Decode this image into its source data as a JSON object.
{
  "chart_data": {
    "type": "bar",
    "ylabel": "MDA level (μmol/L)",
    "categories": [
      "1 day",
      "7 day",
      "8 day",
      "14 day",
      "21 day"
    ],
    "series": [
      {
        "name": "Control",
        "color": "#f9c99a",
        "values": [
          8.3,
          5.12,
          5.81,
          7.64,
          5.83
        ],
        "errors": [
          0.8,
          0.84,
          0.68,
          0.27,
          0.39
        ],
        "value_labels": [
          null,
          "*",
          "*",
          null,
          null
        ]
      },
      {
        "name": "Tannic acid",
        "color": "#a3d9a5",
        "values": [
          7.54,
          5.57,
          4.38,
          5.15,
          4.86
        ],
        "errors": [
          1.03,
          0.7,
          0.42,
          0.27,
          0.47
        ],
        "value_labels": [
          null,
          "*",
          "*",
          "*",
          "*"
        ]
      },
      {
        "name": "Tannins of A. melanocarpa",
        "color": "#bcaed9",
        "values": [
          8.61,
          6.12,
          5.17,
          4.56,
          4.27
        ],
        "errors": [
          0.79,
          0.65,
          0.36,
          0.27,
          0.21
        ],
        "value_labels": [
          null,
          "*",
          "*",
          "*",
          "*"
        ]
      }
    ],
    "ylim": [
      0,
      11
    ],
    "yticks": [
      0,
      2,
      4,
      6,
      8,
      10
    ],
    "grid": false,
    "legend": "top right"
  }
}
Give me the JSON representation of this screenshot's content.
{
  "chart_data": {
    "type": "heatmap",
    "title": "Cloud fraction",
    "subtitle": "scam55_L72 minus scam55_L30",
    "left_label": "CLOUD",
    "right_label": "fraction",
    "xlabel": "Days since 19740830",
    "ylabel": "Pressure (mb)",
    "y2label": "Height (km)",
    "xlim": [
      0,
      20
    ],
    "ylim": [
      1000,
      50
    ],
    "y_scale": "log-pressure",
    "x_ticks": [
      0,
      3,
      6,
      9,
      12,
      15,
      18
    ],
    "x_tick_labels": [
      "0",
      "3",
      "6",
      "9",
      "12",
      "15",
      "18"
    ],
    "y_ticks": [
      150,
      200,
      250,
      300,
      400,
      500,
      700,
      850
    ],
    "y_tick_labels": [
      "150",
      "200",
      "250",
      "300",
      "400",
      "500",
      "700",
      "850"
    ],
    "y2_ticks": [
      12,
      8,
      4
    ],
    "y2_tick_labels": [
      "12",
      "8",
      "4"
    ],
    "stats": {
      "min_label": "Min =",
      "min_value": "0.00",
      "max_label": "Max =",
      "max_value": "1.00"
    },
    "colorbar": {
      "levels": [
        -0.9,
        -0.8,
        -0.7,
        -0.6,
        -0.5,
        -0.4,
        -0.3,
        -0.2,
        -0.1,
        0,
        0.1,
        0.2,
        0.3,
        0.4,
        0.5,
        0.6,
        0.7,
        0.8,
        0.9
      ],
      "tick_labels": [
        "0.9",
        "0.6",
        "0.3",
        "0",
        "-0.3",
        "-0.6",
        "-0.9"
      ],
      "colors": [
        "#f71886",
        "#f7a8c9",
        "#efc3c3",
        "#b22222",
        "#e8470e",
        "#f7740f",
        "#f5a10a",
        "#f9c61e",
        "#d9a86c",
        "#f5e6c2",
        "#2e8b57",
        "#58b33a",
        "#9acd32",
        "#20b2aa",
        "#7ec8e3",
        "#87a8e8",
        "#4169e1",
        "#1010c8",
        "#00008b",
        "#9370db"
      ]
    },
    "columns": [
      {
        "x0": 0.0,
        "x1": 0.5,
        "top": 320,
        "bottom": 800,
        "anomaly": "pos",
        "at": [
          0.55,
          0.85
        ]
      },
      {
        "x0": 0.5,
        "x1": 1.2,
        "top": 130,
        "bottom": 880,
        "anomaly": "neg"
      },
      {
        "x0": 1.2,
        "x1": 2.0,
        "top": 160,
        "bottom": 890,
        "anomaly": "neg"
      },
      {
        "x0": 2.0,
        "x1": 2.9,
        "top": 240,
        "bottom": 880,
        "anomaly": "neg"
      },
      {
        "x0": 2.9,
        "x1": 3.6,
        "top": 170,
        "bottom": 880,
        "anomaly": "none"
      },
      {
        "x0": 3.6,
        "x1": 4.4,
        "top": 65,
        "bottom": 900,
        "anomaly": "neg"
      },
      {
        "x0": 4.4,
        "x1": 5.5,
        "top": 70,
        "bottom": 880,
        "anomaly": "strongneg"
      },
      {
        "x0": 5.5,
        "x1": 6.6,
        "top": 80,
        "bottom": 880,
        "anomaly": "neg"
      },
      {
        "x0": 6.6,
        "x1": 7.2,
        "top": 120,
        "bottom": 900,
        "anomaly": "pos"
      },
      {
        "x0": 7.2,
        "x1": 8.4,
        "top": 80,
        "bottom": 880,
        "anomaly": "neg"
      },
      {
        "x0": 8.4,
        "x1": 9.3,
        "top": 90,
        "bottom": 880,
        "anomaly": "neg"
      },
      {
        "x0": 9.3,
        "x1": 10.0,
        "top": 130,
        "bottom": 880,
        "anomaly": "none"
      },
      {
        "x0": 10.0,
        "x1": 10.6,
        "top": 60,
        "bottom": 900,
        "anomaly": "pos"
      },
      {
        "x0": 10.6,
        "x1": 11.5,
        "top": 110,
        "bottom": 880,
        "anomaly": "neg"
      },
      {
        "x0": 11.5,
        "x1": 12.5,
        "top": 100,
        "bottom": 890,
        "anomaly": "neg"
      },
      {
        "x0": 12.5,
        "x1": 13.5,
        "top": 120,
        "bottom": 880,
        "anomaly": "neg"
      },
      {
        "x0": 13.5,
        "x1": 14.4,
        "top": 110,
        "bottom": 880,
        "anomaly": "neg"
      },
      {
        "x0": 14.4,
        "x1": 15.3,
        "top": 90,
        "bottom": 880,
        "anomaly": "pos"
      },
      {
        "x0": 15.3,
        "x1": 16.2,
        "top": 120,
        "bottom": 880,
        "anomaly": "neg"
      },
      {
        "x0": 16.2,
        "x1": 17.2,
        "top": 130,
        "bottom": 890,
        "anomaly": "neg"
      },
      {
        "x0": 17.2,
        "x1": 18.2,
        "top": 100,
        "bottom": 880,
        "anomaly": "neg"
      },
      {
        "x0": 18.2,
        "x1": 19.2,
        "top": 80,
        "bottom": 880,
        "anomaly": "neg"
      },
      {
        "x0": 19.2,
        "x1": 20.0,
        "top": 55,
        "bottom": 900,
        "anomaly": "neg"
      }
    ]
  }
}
§ §
**Directions**
Select the lines that carry the string "name" and copy them.

**Response to the task**
        "name": "Control",
        "name": "Tannic acid",
        "name": "Tannins of A. melanocarpa",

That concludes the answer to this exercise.